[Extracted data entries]

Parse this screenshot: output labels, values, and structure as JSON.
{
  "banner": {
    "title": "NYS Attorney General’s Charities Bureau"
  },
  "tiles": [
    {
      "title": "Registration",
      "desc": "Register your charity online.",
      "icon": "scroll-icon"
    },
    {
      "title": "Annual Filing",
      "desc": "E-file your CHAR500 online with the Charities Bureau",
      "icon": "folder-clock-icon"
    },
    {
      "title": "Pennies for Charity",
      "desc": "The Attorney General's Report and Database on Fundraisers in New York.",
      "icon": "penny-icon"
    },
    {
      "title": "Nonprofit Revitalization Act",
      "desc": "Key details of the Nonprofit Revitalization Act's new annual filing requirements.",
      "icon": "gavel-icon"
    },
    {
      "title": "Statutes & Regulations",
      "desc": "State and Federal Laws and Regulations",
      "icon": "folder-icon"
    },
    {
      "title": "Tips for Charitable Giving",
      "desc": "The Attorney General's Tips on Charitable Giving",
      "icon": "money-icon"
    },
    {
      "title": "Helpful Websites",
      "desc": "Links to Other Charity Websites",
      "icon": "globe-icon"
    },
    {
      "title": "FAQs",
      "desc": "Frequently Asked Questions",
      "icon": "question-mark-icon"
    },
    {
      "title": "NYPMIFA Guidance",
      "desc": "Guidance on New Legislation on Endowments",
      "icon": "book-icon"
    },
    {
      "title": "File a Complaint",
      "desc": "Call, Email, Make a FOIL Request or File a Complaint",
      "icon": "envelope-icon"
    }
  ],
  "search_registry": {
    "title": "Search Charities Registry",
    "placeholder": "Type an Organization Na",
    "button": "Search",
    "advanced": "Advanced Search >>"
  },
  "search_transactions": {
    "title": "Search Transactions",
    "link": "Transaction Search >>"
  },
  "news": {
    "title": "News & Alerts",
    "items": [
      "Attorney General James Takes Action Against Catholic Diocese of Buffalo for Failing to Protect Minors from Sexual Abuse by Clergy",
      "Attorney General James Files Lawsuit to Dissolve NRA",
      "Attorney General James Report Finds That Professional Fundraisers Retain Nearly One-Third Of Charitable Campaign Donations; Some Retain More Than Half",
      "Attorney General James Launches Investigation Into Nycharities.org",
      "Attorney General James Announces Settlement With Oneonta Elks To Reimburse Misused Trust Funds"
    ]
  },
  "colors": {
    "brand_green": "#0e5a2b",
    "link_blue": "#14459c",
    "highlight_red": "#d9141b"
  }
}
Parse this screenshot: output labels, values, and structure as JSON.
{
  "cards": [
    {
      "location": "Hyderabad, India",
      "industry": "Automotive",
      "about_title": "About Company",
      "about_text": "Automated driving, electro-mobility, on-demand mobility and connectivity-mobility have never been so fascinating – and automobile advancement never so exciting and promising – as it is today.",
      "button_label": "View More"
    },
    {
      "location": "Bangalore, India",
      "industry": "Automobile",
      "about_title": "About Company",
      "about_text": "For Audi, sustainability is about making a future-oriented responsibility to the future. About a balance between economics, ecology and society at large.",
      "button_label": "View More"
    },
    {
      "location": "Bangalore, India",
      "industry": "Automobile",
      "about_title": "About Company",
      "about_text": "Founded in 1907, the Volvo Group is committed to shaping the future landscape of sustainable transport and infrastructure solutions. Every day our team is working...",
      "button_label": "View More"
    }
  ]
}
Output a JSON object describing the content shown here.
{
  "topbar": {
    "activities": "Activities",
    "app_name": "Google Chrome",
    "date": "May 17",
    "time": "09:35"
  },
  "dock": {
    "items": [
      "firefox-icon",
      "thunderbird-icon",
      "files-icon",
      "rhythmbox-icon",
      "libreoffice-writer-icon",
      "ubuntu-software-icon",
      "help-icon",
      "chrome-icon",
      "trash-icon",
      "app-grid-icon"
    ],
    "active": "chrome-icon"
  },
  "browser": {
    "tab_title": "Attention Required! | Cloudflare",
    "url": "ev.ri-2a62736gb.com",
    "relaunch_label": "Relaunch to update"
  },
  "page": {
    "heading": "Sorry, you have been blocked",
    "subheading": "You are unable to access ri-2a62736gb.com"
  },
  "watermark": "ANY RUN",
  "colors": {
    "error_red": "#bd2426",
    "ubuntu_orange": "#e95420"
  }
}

Exercise> Return exactly the lines from the line bearing "Output a JSON" to the end of the records, inclusive of both; include no other lines.

Correct answer>
Output a JSON object describing the content shown here.
{
  "topbar": {
    "activities": "Activities",
    "app_name": "Google Chrome",
    "date": "May 17",
    "time": "09:35"
  },
  "dock": {
    "items": [
      "firefox-icon",
      "thunderbird-icon",
      "files-icon",
      "rhythmbox-icon",
      "libreoffice-writer-icon",
      "ubuntu-software-icon",
      "help-icon",
      "chrome-icon",
      "trash-icon",
      "app-grid-icon"
    ],
    "active": "chrome-icon"
  },
  "browser": {
    "tab_title": "Attention Required! | Cloudflare",
    "url": "ev.ri-2a62736gb.com",
    "relaunch_label": "Relaunch to update"
  },
  "page": {
    "heading": "Sorry, you have been blocked",
    "subheading": "You are unable to access ri-2a62736gb.com"
  },
  "watermark": "ANY RUN",
  "colors": {
    "error_red": "#bd2426",
    "ubuntu_orange": "#e95420"
  }
}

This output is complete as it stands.